====== Records

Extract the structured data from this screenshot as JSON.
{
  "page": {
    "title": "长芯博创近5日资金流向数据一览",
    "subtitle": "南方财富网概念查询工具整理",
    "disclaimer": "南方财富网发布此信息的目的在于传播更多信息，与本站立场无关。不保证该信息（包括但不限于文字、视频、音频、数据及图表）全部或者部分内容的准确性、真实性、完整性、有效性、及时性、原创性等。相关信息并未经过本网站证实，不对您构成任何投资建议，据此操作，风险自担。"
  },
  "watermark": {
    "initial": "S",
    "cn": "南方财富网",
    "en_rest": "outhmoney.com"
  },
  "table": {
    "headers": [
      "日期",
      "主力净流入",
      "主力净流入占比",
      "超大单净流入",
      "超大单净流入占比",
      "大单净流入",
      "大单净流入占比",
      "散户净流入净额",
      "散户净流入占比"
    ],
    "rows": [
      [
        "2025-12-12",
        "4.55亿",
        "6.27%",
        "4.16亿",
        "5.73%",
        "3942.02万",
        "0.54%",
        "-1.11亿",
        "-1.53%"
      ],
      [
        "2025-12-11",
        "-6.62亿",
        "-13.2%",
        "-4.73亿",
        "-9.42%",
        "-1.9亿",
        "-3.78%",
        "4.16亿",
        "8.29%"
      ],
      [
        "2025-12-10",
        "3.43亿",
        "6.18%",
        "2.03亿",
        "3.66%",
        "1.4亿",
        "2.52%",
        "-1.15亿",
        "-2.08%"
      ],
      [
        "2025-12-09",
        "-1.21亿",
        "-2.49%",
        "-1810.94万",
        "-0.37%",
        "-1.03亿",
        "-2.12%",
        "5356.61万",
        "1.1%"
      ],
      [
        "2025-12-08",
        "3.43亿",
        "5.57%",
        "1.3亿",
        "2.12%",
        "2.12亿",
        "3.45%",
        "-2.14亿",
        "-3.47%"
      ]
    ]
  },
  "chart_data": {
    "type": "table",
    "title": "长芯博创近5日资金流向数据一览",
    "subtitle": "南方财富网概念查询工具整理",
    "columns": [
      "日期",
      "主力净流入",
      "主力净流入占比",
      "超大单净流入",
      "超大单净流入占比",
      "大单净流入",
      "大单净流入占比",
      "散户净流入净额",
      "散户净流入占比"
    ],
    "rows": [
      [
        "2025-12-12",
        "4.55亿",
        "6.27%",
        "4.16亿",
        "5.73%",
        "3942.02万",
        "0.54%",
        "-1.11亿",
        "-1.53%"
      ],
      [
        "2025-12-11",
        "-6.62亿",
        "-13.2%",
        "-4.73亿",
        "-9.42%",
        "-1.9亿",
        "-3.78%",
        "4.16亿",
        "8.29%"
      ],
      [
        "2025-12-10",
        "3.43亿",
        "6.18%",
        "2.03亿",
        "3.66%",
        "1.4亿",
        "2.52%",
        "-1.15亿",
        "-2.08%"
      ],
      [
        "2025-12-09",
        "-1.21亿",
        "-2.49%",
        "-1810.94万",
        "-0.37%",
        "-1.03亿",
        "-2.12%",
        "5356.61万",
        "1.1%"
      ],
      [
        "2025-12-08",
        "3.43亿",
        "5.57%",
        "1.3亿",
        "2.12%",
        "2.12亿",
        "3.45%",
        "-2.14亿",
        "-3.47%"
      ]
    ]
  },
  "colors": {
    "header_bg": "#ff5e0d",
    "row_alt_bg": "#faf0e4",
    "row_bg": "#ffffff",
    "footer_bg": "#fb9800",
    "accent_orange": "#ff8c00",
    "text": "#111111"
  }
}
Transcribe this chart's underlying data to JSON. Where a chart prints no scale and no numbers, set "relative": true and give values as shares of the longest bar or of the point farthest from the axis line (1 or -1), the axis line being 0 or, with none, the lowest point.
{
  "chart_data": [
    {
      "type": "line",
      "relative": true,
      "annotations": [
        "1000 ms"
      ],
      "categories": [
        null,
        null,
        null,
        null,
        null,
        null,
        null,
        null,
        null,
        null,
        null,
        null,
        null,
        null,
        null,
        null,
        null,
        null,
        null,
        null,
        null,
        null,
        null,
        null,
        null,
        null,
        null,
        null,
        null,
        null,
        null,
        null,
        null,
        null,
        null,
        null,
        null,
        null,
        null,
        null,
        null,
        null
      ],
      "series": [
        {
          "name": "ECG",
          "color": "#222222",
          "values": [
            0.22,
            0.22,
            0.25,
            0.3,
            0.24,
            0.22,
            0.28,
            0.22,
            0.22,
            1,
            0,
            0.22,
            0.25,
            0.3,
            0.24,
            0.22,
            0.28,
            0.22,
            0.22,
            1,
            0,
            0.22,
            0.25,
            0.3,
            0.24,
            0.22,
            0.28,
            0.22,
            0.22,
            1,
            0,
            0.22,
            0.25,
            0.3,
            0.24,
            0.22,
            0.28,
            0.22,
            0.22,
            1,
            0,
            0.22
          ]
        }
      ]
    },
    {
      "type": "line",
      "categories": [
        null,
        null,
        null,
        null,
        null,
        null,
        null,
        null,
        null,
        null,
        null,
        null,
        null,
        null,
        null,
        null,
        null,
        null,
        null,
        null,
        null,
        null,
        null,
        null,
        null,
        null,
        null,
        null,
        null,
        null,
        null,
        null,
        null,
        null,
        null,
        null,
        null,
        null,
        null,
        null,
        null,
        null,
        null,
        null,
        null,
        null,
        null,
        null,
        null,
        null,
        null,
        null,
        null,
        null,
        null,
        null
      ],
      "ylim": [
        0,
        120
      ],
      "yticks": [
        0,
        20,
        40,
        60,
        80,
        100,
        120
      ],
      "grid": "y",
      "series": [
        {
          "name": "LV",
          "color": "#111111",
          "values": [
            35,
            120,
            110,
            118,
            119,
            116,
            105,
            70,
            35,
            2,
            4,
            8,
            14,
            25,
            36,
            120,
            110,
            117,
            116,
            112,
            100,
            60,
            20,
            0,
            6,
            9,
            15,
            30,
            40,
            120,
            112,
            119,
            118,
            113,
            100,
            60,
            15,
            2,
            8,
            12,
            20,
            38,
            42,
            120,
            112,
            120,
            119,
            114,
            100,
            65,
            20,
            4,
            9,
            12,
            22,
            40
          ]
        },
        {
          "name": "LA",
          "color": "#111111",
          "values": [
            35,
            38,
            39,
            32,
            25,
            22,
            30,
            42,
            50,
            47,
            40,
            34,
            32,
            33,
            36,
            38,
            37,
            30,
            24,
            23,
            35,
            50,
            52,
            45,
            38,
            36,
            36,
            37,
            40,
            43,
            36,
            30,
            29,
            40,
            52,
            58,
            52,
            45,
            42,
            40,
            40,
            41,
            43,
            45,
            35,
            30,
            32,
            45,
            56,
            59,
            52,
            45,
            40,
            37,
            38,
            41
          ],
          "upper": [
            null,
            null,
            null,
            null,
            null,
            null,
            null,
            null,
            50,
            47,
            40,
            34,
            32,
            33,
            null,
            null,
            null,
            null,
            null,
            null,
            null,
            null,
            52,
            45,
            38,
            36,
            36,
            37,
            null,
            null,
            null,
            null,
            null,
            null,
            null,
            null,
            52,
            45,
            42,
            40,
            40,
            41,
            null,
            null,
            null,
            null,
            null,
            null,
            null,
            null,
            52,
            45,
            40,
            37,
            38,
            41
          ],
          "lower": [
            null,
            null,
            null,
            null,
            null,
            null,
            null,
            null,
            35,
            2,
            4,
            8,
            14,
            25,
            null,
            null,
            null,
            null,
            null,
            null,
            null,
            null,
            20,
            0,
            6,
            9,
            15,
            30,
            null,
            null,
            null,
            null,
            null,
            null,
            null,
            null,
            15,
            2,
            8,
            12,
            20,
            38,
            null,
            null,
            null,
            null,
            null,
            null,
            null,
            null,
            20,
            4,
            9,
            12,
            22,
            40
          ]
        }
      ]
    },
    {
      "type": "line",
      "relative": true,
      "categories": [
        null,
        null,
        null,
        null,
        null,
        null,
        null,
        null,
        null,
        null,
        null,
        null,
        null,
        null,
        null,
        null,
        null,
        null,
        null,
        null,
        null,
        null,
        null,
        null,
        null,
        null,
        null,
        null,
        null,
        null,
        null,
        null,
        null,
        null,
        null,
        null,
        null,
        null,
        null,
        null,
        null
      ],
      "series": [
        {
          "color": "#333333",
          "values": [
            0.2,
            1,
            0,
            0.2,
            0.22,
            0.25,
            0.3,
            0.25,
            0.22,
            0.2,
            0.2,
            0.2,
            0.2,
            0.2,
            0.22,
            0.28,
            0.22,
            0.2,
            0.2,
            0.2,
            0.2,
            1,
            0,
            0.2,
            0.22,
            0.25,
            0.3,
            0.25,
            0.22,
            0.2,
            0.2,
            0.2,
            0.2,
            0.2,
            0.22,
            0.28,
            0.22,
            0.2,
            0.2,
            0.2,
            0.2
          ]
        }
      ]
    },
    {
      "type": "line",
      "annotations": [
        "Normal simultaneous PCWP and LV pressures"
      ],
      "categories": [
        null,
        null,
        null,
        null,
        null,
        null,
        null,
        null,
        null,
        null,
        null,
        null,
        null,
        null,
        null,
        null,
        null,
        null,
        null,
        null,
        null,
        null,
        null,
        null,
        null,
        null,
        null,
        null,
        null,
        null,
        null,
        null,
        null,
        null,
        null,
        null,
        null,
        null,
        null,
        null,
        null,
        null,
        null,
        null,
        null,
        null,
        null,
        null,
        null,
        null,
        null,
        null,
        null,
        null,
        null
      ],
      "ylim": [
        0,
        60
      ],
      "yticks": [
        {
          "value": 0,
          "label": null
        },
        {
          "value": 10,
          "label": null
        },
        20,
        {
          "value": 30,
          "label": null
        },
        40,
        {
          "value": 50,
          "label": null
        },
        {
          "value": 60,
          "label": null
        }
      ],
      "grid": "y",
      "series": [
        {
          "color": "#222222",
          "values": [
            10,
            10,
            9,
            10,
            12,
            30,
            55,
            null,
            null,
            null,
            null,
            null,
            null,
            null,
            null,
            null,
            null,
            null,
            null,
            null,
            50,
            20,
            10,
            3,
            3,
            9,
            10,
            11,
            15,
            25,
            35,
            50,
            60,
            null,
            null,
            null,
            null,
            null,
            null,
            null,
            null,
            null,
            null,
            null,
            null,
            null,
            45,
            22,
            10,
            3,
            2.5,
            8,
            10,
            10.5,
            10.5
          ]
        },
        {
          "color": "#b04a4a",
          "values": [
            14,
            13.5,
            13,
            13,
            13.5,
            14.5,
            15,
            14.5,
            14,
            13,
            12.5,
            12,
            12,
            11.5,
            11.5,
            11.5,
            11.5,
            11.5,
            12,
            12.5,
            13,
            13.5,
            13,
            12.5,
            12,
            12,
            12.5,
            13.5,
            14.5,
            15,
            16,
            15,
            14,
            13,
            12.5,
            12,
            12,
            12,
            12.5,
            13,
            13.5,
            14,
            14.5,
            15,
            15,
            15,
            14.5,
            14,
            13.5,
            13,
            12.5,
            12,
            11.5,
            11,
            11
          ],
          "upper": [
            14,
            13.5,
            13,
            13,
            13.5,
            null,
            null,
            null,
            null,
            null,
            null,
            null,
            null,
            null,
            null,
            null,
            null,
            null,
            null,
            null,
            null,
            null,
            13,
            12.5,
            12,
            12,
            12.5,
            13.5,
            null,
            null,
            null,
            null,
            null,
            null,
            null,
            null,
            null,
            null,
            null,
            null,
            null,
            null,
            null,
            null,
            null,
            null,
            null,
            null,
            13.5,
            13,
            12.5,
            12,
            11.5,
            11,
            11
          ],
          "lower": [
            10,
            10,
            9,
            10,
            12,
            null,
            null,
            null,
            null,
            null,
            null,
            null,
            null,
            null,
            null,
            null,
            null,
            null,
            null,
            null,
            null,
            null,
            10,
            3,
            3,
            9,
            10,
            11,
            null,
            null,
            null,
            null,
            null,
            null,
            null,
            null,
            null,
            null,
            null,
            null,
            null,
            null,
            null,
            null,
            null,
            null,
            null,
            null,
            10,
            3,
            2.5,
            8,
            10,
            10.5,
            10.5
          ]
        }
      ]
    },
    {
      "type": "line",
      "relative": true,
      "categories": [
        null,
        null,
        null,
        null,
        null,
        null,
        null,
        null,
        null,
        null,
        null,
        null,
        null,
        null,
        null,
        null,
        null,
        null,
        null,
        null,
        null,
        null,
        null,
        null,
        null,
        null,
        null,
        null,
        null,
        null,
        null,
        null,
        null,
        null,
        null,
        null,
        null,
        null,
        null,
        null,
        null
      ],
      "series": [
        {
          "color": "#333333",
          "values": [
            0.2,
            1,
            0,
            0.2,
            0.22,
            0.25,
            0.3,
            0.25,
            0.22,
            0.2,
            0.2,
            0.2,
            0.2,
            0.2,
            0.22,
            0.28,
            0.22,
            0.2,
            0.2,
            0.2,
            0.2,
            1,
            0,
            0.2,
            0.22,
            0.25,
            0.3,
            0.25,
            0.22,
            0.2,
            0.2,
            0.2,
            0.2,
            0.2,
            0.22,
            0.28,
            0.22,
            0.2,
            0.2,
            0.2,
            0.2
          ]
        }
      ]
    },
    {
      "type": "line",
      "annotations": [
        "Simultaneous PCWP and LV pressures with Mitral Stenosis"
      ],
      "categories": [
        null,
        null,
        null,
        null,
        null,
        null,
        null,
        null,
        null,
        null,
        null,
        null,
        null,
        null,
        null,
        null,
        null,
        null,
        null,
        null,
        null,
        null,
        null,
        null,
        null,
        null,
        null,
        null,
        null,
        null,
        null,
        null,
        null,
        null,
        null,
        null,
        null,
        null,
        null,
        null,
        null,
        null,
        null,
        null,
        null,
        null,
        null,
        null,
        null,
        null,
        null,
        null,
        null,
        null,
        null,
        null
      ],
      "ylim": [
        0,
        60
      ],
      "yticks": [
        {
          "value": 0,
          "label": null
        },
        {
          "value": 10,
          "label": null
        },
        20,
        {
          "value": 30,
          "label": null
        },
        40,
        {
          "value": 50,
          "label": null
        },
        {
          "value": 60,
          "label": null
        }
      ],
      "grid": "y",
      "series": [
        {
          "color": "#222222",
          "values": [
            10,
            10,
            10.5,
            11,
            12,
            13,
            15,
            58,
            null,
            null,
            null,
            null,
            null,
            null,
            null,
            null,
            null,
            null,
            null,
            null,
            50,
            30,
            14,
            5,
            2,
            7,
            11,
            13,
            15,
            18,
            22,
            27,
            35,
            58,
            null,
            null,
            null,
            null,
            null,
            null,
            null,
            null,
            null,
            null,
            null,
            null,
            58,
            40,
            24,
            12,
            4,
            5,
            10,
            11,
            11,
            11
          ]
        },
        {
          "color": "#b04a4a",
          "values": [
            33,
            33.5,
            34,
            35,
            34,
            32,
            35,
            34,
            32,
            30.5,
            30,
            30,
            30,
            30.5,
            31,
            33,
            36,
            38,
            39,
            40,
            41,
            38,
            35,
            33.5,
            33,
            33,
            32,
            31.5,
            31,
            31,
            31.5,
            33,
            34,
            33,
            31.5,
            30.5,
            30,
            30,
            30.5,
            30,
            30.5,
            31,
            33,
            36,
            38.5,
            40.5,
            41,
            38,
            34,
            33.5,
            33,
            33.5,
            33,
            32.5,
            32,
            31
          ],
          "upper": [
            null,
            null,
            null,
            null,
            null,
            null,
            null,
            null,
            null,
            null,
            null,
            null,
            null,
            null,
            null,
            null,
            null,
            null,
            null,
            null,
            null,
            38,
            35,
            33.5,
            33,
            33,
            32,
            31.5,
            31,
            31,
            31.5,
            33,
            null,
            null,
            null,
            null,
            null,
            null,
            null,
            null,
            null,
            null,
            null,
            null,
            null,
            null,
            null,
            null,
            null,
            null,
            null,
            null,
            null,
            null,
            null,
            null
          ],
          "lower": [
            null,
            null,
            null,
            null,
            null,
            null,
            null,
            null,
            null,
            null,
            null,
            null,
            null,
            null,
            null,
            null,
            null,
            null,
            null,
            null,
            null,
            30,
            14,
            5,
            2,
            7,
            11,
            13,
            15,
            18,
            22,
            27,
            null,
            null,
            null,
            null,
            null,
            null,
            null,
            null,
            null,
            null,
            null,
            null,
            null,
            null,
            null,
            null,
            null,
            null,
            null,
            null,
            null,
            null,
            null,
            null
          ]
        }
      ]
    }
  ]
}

============

* Task instructions: Show every line in the entries where the string "with" occurs.

* Full solution:
Transcribe this chart's underlying data to JSON. Where a chart prints no scale and no numbers, set "relative": true and give values as shares of the longest bar or of the point farthest from the axis line (1 or -1), the axis line being 0 or, with none, the lowest point.
        "Simultaneous PCWP and LV pressures with Mitral Stenosis"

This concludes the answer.